◆ **AVAILABLE DATA**:
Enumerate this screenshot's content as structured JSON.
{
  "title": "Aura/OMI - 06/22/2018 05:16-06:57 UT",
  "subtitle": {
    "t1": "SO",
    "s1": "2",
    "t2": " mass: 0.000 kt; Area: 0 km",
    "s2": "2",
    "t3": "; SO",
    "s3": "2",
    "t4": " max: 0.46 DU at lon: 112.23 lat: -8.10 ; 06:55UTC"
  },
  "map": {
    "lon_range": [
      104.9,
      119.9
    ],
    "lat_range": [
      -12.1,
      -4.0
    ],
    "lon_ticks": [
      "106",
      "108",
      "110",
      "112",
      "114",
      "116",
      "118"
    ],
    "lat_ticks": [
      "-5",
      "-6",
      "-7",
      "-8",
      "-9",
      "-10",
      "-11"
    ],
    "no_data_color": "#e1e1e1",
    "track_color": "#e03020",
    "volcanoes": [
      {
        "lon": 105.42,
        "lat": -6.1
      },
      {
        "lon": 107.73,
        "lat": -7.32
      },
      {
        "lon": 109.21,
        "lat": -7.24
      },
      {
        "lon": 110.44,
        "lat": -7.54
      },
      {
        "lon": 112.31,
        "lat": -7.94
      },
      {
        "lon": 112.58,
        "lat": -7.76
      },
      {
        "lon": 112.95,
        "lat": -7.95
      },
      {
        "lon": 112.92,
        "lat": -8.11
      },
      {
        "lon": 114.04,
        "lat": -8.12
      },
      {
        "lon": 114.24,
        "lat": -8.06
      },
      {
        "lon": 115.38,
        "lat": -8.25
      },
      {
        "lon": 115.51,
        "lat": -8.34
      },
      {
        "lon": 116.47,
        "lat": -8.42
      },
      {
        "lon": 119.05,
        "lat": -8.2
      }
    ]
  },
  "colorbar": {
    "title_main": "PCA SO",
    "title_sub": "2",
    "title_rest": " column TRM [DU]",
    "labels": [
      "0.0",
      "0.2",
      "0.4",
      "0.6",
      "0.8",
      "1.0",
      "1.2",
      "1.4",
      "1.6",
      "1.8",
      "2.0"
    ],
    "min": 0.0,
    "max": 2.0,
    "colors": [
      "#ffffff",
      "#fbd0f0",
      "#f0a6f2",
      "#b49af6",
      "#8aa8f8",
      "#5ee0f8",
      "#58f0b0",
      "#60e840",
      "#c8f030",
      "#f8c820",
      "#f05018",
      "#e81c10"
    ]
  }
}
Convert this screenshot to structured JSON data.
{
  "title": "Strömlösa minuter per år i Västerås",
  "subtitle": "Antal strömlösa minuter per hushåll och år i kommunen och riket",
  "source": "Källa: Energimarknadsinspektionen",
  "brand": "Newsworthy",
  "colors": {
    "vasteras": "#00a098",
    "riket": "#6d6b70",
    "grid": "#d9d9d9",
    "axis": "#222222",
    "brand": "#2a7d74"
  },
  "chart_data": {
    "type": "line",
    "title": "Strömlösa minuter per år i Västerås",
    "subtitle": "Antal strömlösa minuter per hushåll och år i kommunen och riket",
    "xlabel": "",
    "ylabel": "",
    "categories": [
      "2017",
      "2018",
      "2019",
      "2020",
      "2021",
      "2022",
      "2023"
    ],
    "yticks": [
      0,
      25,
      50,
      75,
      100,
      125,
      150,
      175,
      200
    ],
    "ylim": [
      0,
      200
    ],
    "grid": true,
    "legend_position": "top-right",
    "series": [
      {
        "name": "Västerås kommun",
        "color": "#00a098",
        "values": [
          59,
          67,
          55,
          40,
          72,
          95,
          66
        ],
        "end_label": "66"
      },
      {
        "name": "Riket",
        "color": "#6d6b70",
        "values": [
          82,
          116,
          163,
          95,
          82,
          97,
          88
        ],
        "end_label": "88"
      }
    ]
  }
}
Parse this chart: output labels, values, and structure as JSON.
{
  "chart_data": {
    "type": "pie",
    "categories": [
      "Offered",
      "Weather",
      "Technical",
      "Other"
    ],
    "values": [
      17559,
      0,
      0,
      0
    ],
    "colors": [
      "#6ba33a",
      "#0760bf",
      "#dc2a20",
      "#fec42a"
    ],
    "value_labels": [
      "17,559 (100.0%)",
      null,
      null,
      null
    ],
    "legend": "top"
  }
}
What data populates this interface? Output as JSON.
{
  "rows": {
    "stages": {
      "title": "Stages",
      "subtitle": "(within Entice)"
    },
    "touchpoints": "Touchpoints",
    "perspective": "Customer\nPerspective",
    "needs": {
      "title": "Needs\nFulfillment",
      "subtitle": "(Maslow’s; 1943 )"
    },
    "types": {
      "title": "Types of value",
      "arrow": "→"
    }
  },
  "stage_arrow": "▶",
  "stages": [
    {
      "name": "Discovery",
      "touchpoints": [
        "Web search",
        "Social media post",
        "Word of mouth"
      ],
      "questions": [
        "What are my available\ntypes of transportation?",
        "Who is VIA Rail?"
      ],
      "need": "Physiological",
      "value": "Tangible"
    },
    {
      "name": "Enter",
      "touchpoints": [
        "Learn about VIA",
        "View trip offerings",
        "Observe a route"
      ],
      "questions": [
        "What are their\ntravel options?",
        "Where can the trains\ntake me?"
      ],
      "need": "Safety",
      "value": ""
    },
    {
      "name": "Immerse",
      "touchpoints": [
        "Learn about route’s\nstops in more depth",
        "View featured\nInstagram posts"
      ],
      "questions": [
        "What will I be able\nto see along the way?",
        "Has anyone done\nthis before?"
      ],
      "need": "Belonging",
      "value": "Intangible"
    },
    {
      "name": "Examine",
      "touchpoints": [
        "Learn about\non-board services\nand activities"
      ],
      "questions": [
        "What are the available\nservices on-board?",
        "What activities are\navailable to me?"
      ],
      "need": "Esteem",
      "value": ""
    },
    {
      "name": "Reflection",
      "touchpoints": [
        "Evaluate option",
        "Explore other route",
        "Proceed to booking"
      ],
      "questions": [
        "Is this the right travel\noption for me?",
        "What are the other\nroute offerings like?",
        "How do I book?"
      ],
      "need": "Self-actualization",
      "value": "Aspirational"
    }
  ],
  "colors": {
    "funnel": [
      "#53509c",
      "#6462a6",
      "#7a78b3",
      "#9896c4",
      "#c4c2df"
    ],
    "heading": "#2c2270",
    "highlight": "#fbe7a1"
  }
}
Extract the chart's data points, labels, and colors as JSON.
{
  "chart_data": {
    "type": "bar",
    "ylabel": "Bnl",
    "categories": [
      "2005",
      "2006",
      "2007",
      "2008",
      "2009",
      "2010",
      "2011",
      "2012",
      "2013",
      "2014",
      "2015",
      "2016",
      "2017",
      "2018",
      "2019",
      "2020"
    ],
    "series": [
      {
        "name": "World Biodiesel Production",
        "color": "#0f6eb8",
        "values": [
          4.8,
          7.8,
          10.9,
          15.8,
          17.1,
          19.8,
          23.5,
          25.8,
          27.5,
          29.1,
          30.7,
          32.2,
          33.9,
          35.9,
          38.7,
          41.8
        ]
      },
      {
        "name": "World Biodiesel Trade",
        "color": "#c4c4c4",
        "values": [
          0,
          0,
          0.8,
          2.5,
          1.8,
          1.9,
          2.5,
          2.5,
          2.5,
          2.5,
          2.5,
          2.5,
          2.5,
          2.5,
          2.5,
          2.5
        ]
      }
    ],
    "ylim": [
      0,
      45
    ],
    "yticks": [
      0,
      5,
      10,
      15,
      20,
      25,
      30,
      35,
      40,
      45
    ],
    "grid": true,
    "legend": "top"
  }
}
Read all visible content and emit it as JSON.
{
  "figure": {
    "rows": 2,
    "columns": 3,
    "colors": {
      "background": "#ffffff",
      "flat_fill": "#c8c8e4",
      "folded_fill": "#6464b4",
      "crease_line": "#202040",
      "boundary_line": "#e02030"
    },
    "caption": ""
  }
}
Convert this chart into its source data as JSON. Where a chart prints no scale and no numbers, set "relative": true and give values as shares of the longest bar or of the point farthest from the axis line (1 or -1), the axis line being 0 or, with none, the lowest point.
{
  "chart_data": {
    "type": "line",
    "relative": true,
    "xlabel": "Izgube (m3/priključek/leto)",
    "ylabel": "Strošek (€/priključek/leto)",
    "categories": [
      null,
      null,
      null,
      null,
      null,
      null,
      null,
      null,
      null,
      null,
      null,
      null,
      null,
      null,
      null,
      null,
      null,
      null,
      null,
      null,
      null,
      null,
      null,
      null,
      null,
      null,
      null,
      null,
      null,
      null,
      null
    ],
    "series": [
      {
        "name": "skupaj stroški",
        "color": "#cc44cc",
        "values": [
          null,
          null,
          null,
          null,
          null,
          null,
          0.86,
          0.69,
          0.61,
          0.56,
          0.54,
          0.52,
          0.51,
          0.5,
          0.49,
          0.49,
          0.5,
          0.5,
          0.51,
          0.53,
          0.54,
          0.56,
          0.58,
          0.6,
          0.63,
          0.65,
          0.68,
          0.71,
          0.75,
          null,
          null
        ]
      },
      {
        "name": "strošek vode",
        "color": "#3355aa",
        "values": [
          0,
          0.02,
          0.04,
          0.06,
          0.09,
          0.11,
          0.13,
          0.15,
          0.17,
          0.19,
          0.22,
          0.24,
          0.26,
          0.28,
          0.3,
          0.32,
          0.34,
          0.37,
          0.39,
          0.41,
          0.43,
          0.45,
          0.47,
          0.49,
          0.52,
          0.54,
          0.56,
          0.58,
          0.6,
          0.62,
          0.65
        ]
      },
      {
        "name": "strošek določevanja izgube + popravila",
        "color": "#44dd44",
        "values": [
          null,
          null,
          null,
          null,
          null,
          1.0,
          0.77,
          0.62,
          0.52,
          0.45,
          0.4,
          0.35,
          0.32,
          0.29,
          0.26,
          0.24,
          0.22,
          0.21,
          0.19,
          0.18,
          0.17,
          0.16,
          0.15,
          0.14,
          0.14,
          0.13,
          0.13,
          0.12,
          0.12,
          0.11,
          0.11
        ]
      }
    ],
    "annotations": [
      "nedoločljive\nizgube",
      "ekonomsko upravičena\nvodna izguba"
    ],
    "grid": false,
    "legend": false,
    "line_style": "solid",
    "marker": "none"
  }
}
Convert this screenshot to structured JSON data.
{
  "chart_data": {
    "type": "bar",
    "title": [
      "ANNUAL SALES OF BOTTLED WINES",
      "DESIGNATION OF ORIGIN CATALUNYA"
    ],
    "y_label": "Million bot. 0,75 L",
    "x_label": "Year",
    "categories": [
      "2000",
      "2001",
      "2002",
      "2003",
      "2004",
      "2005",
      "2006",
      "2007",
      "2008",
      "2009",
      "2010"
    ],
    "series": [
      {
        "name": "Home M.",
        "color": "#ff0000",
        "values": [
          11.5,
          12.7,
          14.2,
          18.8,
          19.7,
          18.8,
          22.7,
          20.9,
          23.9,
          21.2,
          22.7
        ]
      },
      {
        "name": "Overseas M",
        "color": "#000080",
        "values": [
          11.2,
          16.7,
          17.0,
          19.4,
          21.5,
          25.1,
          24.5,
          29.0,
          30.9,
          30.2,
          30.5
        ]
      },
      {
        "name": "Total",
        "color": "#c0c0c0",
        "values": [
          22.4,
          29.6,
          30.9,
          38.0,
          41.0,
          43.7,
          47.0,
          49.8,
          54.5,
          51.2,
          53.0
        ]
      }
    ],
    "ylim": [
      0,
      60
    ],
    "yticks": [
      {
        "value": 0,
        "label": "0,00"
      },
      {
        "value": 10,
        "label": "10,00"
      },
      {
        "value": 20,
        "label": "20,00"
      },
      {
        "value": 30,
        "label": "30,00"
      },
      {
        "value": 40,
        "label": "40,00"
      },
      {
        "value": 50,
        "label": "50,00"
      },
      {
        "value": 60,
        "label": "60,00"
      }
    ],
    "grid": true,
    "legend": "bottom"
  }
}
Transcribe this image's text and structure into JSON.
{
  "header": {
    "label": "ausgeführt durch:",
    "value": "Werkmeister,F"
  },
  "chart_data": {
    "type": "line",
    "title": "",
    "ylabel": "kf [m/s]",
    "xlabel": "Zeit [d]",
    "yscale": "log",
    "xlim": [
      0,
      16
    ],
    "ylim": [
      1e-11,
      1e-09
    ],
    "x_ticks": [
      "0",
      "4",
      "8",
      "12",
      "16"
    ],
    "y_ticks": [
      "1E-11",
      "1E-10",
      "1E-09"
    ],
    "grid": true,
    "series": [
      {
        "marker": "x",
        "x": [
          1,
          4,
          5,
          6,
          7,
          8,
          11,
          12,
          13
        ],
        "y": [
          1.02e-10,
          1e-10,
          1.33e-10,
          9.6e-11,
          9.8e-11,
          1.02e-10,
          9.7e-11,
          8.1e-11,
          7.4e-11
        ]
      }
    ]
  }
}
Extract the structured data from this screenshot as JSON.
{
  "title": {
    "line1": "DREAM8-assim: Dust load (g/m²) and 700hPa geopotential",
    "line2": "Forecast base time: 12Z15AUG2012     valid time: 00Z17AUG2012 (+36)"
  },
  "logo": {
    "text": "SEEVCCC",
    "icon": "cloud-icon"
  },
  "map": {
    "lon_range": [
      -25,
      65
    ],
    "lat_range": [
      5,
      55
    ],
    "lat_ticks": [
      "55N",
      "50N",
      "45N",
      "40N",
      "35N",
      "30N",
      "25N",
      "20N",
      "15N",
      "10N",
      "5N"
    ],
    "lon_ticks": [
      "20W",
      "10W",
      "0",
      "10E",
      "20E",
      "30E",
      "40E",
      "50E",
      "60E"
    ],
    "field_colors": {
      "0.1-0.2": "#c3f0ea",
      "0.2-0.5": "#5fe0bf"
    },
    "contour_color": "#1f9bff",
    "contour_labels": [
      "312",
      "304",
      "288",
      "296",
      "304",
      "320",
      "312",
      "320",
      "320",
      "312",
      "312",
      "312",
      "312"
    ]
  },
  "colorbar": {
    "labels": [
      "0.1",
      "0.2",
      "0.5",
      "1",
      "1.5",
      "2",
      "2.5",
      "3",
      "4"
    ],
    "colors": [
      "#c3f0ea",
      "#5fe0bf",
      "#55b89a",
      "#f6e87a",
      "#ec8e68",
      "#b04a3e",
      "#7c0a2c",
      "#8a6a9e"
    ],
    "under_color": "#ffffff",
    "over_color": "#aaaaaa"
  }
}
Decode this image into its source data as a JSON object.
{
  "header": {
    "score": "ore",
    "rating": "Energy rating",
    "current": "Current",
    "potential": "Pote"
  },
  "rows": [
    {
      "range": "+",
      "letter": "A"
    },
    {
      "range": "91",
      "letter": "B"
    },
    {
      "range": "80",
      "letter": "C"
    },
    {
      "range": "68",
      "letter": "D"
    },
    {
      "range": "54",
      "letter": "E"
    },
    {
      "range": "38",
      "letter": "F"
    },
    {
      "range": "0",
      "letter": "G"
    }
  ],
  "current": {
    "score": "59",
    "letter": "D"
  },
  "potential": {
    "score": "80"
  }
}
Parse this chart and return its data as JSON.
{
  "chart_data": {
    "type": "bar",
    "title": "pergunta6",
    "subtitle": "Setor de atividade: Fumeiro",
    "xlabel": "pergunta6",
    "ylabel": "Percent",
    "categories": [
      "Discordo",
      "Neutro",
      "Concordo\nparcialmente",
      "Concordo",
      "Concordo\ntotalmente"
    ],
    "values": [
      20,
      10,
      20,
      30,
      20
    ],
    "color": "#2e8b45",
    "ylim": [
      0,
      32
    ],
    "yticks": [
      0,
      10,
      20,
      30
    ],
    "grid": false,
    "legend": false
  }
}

◆ **EXERCISE AIM**: Scan the lines for the string "offerings". Copy out each line that matches.

◆ **EXERCISE SOLUTION**:
        "View trip offerings",
        "What are the other\nroute offerings like?",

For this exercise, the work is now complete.